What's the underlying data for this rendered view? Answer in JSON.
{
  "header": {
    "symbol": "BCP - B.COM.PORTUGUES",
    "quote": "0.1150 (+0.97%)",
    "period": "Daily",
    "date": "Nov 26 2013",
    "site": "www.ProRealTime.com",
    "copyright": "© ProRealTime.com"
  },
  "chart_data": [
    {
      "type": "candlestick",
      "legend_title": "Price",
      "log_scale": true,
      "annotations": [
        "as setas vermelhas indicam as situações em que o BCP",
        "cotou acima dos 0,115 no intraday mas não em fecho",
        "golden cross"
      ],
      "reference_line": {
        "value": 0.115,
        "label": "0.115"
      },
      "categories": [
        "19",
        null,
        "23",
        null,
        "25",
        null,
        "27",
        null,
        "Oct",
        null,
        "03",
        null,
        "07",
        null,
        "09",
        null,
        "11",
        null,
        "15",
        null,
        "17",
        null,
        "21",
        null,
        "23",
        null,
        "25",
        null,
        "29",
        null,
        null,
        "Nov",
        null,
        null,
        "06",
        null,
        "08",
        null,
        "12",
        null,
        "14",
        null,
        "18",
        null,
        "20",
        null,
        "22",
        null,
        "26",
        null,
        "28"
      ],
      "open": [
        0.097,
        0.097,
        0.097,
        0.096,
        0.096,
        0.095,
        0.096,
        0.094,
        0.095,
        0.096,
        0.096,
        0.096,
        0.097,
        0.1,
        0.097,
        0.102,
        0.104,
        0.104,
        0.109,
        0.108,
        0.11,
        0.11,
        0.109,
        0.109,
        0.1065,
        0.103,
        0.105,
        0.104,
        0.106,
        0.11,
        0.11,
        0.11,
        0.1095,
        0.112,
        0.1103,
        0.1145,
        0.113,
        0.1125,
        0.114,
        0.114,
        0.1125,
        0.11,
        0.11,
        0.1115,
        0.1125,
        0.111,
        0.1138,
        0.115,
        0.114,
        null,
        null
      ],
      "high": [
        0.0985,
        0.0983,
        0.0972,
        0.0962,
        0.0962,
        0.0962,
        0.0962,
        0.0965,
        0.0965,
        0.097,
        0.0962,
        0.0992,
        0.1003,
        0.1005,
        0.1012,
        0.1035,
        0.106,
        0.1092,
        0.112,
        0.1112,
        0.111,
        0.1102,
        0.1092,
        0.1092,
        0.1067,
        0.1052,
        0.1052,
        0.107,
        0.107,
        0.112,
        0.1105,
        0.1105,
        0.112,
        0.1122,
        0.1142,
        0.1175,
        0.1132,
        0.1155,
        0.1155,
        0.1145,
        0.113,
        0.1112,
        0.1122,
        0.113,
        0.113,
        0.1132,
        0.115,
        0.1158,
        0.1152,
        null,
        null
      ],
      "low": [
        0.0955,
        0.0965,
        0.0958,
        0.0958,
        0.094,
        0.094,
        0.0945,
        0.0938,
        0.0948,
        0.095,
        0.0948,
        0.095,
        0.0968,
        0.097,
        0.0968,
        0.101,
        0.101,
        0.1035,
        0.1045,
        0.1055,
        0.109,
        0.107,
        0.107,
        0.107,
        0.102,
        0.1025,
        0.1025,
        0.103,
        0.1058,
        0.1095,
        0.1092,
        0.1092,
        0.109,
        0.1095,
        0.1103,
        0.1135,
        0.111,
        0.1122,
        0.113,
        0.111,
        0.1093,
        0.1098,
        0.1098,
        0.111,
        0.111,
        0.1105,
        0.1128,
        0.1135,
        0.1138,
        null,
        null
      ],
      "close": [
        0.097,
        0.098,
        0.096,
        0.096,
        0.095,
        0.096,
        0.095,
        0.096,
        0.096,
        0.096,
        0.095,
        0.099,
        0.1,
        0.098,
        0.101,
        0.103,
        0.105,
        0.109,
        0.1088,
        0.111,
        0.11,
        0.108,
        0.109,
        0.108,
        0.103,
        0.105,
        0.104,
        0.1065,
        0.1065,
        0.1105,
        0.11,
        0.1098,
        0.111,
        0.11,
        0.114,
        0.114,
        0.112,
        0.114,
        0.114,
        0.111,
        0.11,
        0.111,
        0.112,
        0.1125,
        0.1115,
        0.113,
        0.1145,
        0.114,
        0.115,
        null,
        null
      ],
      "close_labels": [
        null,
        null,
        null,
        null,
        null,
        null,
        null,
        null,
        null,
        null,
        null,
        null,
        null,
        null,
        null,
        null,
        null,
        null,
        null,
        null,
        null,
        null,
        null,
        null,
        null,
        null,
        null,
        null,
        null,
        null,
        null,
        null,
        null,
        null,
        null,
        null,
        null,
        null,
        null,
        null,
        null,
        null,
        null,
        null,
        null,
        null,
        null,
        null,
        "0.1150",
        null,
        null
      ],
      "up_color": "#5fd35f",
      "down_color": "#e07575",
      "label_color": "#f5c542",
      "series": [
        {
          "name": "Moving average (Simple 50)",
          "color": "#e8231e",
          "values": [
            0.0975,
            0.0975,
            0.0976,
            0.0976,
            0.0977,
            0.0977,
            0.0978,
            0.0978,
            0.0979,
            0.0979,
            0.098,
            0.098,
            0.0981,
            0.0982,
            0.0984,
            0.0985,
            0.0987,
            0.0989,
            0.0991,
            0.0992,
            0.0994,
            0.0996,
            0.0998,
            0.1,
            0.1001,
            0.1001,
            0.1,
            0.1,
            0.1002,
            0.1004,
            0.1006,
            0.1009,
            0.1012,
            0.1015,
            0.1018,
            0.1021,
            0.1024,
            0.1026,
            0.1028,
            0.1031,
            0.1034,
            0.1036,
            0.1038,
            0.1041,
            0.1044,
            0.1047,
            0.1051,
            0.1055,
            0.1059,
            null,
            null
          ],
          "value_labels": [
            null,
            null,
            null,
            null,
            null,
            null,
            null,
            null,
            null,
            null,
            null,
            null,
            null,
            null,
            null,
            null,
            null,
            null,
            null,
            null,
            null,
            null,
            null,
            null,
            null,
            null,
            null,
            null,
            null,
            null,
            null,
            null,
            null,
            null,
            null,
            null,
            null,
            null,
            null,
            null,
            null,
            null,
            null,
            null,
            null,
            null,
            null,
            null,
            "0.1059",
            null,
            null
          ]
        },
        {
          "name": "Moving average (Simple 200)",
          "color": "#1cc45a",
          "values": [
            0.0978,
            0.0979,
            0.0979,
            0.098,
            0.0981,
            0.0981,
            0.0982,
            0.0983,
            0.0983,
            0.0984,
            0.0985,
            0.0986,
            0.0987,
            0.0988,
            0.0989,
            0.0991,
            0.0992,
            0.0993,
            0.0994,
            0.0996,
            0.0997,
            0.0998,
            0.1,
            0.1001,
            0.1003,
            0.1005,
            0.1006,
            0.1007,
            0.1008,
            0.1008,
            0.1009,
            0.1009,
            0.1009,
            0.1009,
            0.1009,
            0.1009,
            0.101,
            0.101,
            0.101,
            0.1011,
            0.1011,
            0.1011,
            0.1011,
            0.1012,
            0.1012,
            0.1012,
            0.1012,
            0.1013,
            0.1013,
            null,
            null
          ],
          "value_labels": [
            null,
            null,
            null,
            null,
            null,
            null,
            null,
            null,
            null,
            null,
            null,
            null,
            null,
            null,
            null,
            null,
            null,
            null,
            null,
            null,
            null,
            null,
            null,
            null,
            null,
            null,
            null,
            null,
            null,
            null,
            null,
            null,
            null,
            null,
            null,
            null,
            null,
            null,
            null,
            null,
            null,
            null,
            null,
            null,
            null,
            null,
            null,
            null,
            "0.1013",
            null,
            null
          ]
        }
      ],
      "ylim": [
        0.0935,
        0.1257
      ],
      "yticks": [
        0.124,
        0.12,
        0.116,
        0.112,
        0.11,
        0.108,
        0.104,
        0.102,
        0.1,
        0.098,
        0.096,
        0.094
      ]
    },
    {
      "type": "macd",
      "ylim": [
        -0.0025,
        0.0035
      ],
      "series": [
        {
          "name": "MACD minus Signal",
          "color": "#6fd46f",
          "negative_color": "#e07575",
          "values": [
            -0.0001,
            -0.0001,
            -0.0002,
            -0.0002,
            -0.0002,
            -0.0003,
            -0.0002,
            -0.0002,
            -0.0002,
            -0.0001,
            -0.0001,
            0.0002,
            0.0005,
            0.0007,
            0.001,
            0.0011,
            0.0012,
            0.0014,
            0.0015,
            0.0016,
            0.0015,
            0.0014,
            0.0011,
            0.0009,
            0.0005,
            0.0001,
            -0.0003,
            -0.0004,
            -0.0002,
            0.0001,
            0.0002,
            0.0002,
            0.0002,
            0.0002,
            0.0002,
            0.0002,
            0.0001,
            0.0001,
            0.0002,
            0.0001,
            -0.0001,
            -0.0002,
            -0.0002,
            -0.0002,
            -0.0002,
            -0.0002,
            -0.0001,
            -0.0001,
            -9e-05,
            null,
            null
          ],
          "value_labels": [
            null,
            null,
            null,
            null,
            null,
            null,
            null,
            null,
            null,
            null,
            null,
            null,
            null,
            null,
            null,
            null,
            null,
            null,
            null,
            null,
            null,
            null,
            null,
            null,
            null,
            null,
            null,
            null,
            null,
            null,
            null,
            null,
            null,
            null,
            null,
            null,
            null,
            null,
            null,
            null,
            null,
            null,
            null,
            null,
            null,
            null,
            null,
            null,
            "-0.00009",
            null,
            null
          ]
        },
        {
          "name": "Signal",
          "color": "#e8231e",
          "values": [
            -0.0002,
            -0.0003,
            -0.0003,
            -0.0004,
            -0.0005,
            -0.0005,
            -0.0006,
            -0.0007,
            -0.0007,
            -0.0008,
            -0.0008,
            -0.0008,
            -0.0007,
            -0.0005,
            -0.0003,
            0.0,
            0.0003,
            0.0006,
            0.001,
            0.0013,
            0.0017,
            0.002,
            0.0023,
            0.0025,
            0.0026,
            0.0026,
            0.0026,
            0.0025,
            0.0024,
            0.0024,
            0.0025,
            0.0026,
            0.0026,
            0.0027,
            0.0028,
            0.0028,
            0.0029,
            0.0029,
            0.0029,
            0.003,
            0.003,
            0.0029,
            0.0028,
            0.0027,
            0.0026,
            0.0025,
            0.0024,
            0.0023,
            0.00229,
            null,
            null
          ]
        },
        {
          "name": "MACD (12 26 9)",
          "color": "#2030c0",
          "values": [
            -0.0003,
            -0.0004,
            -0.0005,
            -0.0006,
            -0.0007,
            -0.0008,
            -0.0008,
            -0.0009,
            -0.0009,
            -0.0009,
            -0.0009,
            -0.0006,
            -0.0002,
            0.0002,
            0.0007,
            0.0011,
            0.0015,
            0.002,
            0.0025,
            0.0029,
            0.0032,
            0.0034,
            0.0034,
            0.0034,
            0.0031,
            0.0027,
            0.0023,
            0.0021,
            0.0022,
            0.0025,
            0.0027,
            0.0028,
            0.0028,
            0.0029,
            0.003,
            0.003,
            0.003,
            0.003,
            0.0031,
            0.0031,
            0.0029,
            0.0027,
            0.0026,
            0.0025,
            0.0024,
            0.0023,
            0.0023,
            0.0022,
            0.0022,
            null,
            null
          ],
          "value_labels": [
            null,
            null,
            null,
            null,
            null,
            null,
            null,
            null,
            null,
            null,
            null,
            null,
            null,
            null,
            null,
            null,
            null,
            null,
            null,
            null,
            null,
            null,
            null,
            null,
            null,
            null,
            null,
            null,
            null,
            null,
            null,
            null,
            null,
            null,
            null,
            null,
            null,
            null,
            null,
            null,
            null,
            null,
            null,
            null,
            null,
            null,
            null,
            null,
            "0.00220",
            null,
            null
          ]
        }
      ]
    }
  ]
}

====================

_Job_: Pull out every line in the data above that has the word "ProRealTime".

_Full output_:
    "site": "www.ProRealTime.com",
    "copyright": "© ProRealTime.com"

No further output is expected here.